> [Problem statement]: Copy every line from the material below that holds "level".

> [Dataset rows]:
================

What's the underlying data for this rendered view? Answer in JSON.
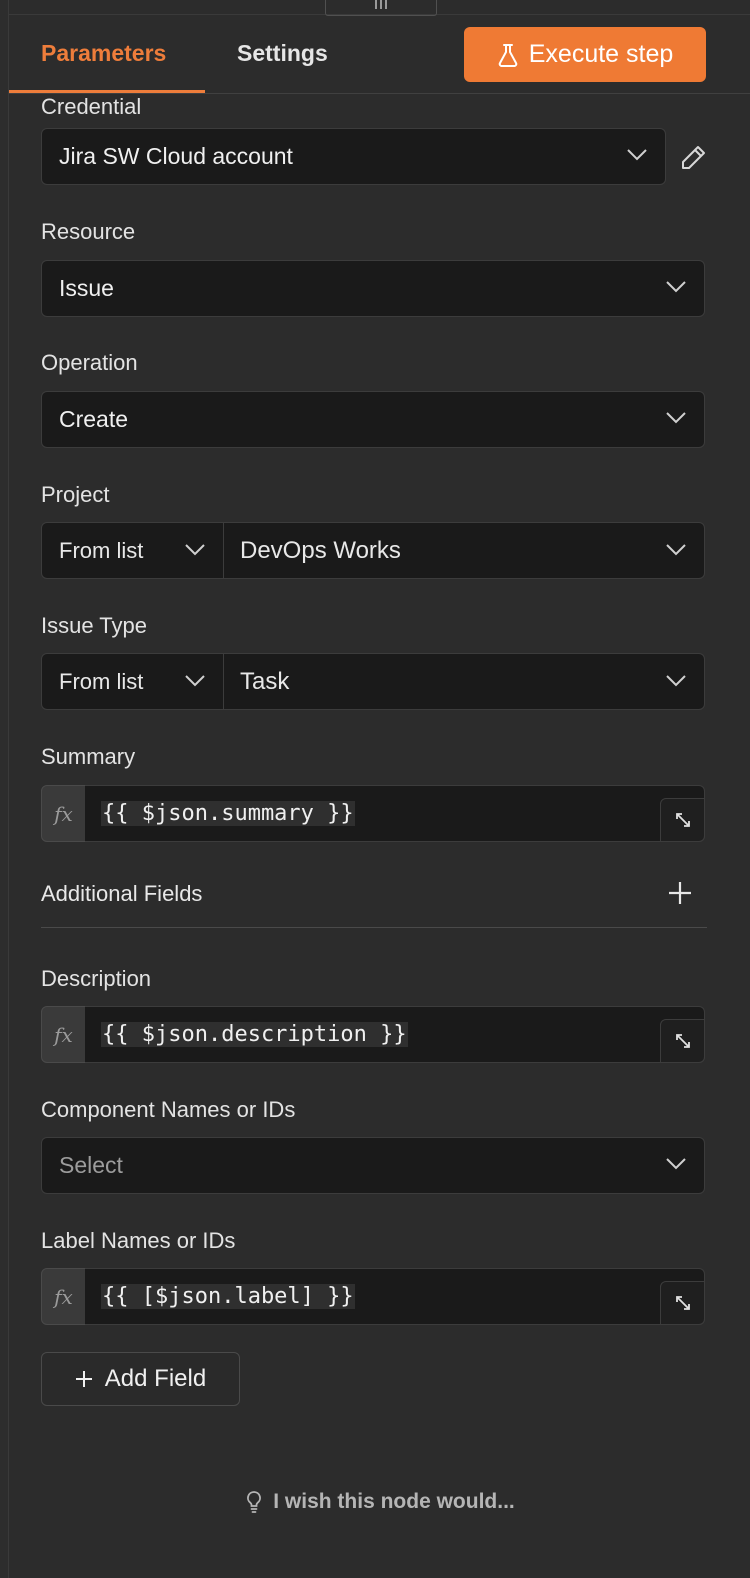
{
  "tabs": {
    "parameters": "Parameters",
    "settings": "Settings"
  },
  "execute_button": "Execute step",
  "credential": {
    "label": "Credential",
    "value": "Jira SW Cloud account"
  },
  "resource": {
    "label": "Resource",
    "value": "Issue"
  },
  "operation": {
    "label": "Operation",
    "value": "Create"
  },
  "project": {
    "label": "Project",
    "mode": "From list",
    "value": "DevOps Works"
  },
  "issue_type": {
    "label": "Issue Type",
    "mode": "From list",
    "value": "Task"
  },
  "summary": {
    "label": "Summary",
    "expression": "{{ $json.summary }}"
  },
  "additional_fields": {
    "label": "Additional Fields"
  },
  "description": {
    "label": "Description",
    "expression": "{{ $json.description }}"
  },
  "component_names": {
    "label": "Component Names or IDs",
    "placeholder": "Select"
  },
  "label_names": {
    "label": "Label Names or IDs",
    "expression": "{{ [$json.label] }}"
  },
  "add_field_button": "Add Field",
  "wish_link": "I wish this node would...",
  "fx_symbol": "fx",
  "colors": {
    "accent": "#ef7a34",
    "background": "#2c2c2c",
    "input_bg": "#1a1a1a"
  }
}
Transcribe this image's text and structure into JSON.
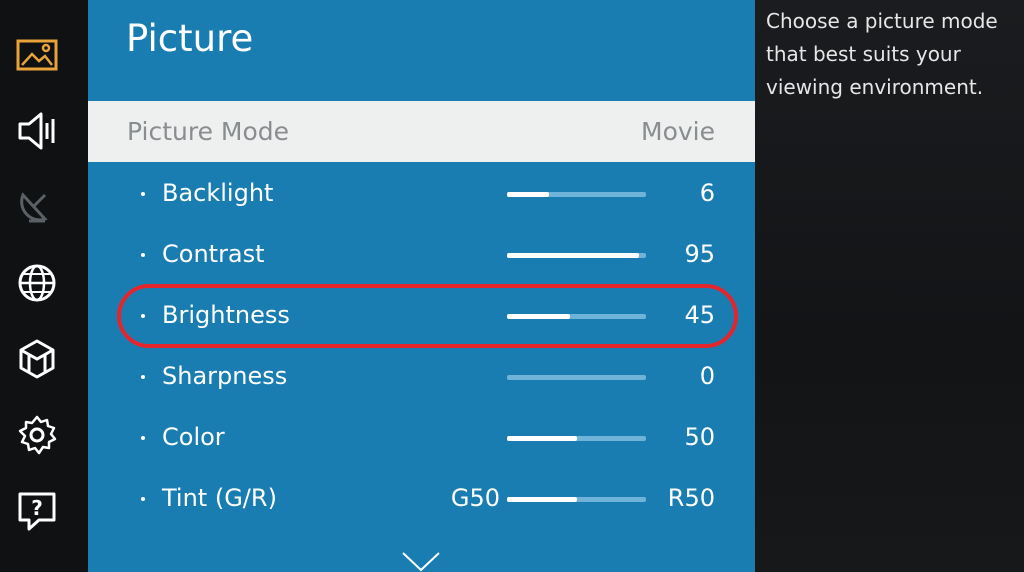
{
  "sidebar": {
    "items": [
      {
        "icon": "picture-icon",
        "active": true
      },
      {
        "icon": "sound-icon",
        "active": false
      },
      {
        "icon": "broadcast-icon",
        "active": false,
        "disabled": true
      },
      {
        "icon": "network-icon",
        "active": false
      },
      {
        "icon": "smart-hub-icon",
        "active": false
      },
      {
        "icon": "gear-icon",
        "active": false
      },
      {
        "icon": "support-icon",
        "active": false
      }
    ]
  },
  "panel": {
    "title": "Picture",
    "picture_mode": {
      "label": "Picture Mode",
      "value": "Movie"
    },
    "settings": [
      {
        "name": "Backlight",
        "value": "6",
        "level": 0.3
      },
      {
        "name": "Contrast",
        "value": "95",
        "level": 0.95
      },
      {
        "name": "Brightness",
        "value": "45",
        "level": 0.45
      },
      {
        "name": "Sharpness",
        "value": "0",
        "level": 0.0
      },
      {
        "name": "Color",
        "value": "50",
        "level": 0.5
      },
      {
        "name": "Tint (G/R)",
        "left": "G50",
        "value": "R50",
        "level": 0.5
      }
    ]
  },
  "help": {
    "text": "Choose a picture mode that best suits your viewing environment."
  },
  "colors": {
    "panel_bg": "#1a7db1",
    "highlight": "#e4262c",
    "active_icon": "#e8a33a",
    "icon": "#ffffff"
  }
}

================

> [Solution for this exercise]:
        "level": 0.3
        "level": 0.95
        "level": 0.45
        "level": 0.0
        "level": 0.5
        "level": 0.5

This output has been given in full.